— BEGIN Data entries —
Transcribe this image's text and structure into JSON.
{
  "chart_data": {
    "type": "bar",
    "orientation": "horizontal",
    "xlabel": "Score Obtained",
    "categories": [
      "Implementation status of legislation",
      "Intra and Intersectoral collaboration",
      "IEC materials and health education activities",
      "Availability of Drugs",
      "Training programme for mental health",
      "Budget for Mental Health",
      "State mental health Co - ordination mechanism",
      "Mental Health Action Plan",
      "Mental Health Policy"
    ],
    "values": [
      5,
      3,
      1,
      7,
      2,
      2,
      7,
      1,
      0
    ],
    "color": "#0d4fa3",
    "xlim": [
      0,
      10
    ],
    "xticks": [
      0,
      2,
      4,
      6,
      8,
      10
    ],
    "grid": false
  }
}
— END Data entries —
— BEGIN Data entries —
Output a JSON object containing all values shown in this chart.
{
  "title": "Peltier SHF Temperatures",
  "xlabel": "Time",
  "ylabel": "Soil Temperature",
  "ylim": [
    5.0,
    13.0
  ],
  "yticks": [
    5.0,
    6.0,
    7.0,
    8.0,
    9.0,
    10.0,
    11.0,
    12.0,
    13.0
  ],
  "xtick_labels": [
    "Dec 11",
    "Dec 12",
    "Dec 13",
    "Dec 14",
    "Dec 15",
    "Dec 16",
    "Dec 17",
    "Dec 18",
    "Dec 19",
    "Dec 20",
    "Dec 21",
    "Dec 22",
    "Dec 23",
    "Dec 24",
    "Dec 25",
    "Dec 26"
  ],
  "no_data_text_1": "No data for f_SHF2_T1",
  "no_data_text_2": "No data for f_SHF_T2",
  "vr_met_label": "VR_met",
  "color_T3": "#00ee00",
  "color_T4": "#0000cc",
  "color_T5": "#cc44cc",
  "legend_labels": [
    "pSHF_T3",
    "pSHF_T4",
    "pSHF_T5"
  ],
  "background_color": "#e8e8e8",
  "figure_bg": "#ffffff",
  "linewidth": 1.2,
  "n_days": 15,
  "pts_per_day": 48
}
— END Data entries —
What you will do = Which lines hold the string "this"? List them all.

In response =
Transcribe this image's text and structure into JSON.
Output a JSON object containing all values shown in this chart.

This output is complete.